Each line should be copied exactly.

[Begin Entries provided]

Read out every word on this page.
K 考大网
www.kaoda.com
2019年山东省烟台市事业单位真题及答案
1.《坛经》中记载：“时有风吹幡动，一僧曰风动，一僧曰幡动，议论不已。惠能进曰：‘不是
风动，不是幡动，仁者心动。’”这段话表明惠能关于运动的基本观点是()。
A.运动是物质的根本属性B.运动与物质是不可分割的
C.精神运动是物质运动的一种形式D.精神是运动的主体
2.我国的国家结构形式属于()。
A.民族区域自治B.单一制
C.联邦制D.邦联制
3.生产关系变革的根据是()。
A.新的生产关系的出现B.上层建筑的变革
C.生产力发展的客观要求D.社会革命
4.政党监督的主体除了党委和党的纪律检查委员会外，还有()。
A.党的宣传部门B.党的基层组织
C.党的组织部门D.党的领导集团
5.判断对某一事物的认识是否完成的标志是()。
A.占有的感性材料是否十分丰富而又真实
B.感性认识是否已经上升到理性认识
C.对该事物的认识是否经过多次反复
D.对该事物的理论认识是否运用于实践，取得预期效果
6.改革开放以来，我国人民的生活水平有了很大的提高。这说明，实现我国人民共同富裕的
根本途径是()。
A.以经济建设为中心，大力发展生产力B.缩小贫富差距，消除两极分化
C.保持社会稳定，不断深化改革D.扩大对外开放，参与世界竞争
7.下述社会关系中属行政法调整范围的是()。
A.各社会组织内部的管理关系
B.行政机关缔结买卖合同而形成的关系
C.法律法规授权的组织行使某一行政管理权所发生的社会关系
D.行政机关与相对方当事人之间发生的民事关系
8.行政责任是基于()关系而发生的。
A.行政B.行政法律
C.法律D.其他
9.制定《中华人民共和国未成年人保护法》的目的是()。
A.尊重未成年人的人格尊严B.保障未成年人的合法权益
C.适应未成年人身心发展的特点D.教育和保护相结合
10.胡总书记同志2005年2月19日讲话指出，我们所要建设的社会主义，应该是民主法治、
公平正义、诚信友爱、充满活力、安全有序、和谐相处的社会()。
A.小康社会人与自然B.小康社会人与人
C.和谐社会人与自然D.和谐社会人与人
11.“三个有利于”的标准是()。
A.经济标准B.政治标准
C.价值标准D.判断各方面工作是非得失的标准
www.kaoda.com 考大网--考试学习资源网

[End Entries provided]

▸ Task solution:
Read out every word on this page.
K 考大网
www.kaoda.com
2019年山东省烟台市事业单位真题及答案
1.《坛经》中记载：“时有风吹幡动，一僧曰风动，一僧曰幡动，议论不已。惠能进曰：‘不是
风动，不是幡动，仁者心动。’”这段话表明惠能关于运动的基本观点是()。
A.运动是物质的根本属性B.运动与物质是不可分割的
C.精神运动是物质运动的一种形式D.精神是运动的主体
2.我国的国家结构形式属于()。
A.民族区域自治B.单一制
C.联邦制D.邦联制
3.生产关系变革的根据是()。
A.新的生产关系的出现B.上层建筑的变革
C.生产力发展的客观要求D.社会革命
4.政党监督的主体除了党委和党的纪律检查委员会外，还有()。
A.党的宣传部门B.党的基层组织
C.党的组织部门D.党的领导集团
5.判断对某一事物的认识是否完成的标志是()。
A.占有的感性材料是否十分丰富而又真实
B.感性认识是否已经上升到理性认识
C.对该事物的认识是否经过多次反复
D.对该事物的理论认识是否运用于实践，取得预期效果
6.改革开放以来，我国人民的生活水平有了很大的提高。这说明，实现我国人民共同富裕的
根本途径是()。
A.以经济建设为中心，大力发展生产力B.缩小贫富差距，消除两极分化
C.保持社会稳定，不断深化改革D.扩大对外开放，参与世界竞争
7.下述社会关系中属行政法调整范围的是()。
A.各社会组织内部的管理关系
B.行政机关缔结买卖合同而形成的关系
C.法律法规授权的组织行使某一行政管理权所发生的社会关系
D.行政机关与相对方当事人之间发生的民事关系
8.行政责任是基于()关系而发生的。
A.行政B.行政法律
C.法律D.其他
9.制定《中华人民共和国未成年人保护法》的目的是()。
A.尊重未成年人的人格尊严B.保障未成年人的合法权益
C.适应未成年人身心发展的特点D.教育和保护相结合
10.胡总书记同志2005年2月19日讲话指出，我们所要建设的社会主义，应该是民主法治、
公平正义、诚信友爱、充满活力、安全有序、和谐相处的社会()。
A.小康社会人与自然B.小康社会人与人
C.和谐社会人与自然D.和谐社会人与人
11.“三个有利于”的标准是()。
A.经济标准B.政治标准
C.价值标准D.判断各方面工作是非得失的标准
www.kaoda.com 考大网--考试学习资源网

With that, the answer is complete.